Each entry below should be written out exactly as it is, with no pictures.

MATERIAL:
=====

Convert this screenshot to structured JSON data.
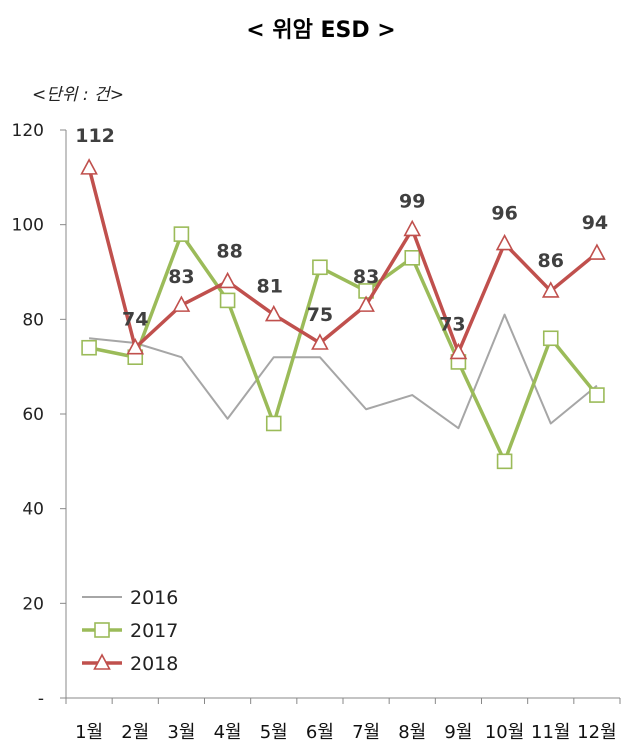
{
  "chart_data": {
    "type": "line",
    "title": "< 위암 ESD >",
    "unit_label": "<단위 : 건>",
    "categories": [
      "1월",
      "2월",
      "3월",
      "4월",
      "5월",
      "6월",
      "7월",
      "8월",
      "9월",
      "10월",
      "11월",
      "12월"
    ],
    "ylim": [
      0,
      120
    ],
    "yticks": [
      "-",
      "20",
      "40",
      "60",
      "80",
      "100",
      "120"
    ],
    "grid": false,
    "legend_position": "bottom-left",
    "series": [
      {
        "name": "2016",
        "color": "#a6a6a6",
        "marker": "none",
        "values": [
          76,
          75,
          72,
          59,
          72,
          72,
          61,
          64,
          57,
          81,
          58,
          66
        ]
      },
      {
        "name": "2017",
        "color": "#9bbb59",
        "marker": "square",
        "values": [
          74,
          72,
          98,
          84,
          58,
          91,
          86,
          93,
          71,
          50,
          76,
          64
        ]
      },
      {
        "name": "2018",
        "color": "#c0504d",
        "marker": "triangle",
        "values": [
          112,
          74,
          83,
          88,
          81,
          75,
          83,
          99,
          73,
          96,
          86,
          94
        ]
      }
    ],
    "data_labels": [
      "112",
      "74",
      "83",
      "88",
      "81",
      "75",
      "83",
      "99",
      "73",
      "96",
      "86",
      "94"
    ]
  }
}
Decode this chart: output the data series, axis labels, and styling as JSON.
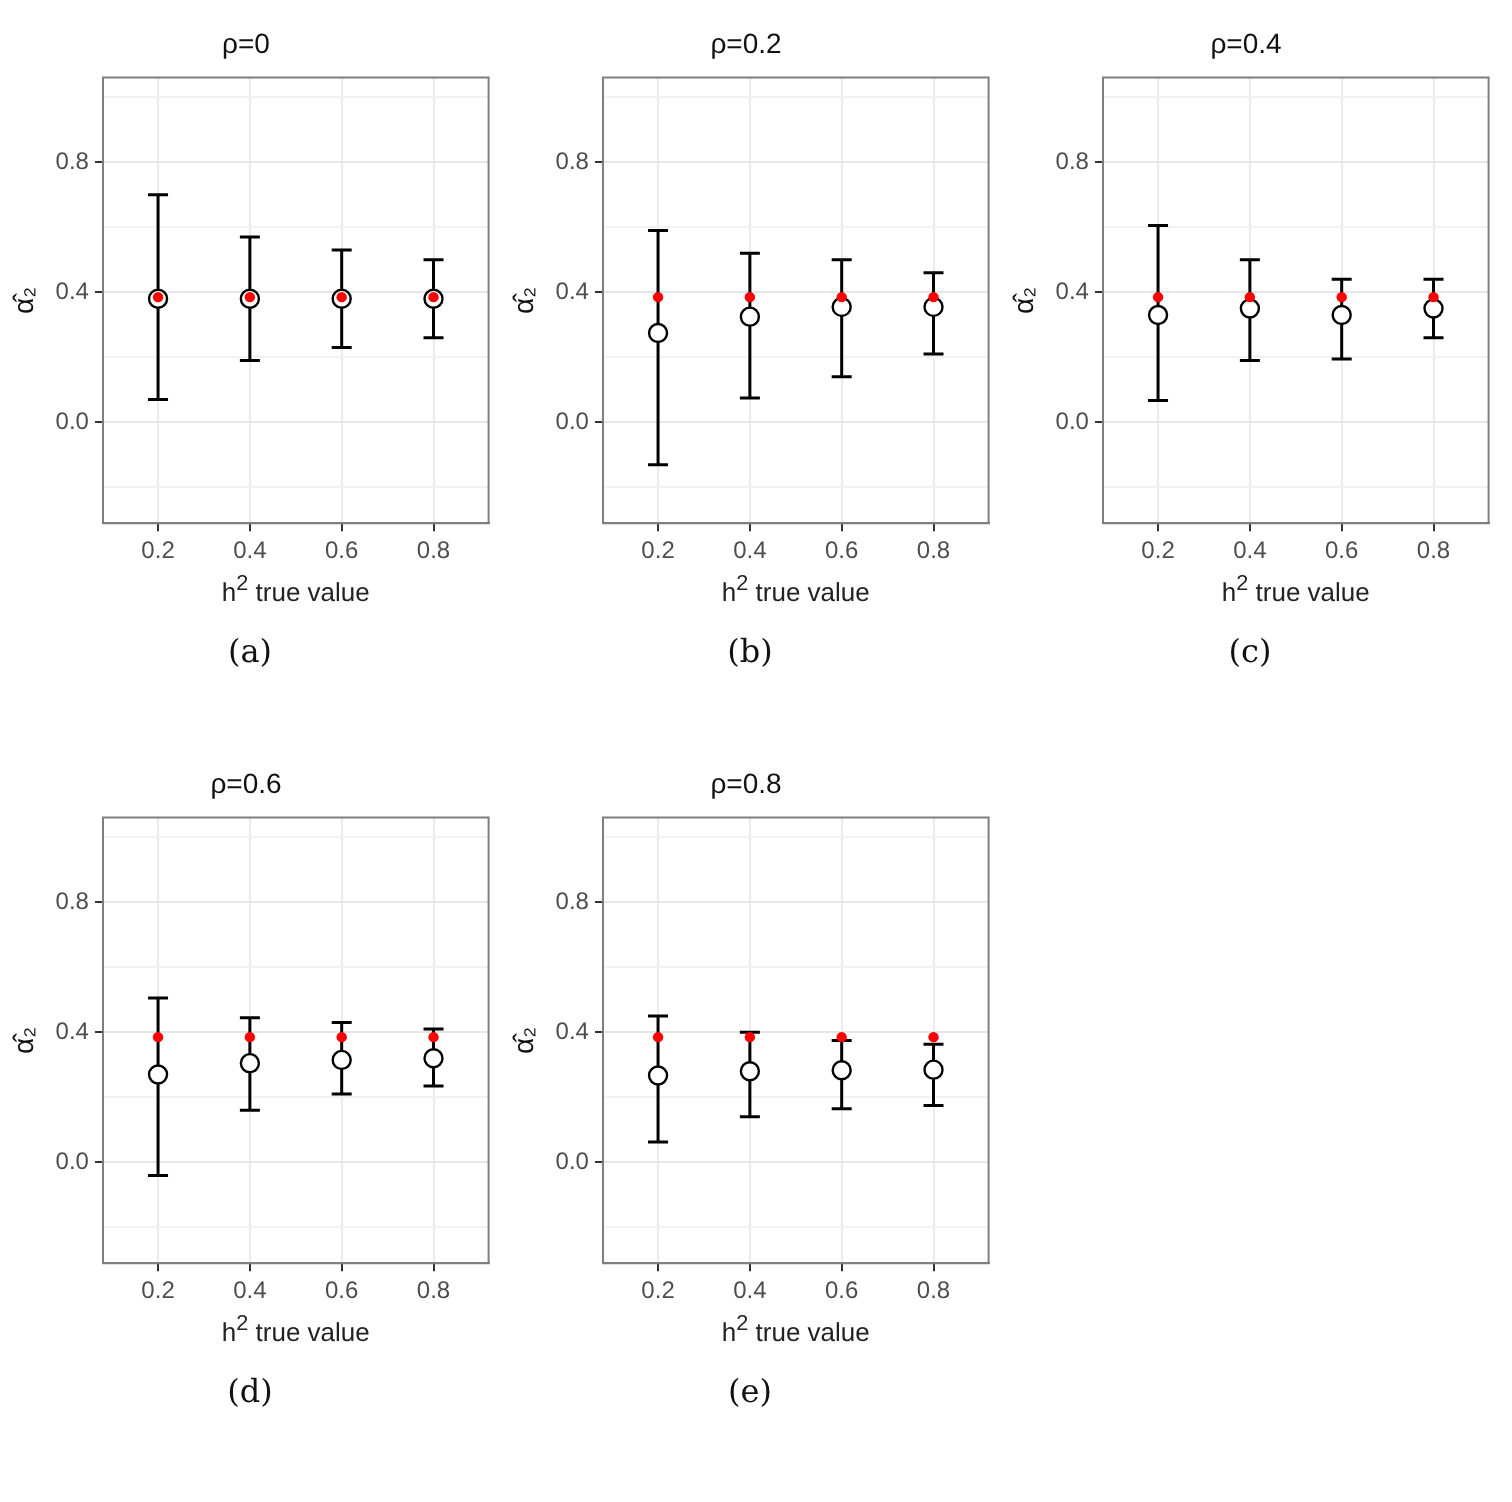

=====

FULL RESPONSE:
Convert this screenshot to structured JSON data.
{
  "chart_data": {
    "type": "line",
    "title": "< 위암 ESD >",
    "unit_label": "<단위 : 건>",
    "categories": [
      "1월",
      "2월",
      "3월",
      "4월",
      "5월",
      "6월",
      "7월",
      "8월",
      "9월",
      "10월",
      "11월",
      "12월"
    ],
    "ylim": [
      0,
      120
    ],
    "yticks": [
      "-",
      "20",
      "40",
      "60",
      "80",
      "100",
      "120"
    ],
    "grid": false,
    "legend_position": "bottom-left",
    "series": [
      {
        "name": "2016",
        "color": "#a6a6a6",
        "marker": "none",
        "values": [
          76,
          75,
          72,
          59,
          72,
          72,
          61,
          64,
          57,
          81,
          58,
          66
        ]
      },
      {
        "name": "2017",
        "color": "#9bbb59",
        "marker": "square",
        "values": [
          74,
          72,
          98,
          84,
          58,
          91,
          86,
          93,
          71,
          50,
          76,
          64
        ]
      },
      {
        "name": "2018",
        "color": "#c0504d",
        "marker": "triangle",
        "values": [
          112,
          74,
          83,
          88,
          81,
          75,
          83,
          99,
          73,
          96,
          86,
          94
        ]
      }
    ],
    "data_labels": [
      "112",
      "74",
      "83",
      "88",
      "81",
      "75",
      "83",
      "99",
      "73",
      "96",
      "86",
      "94"
    ]
  }
}
Decode this chart: output the data series, axis labels, and styling as JSON.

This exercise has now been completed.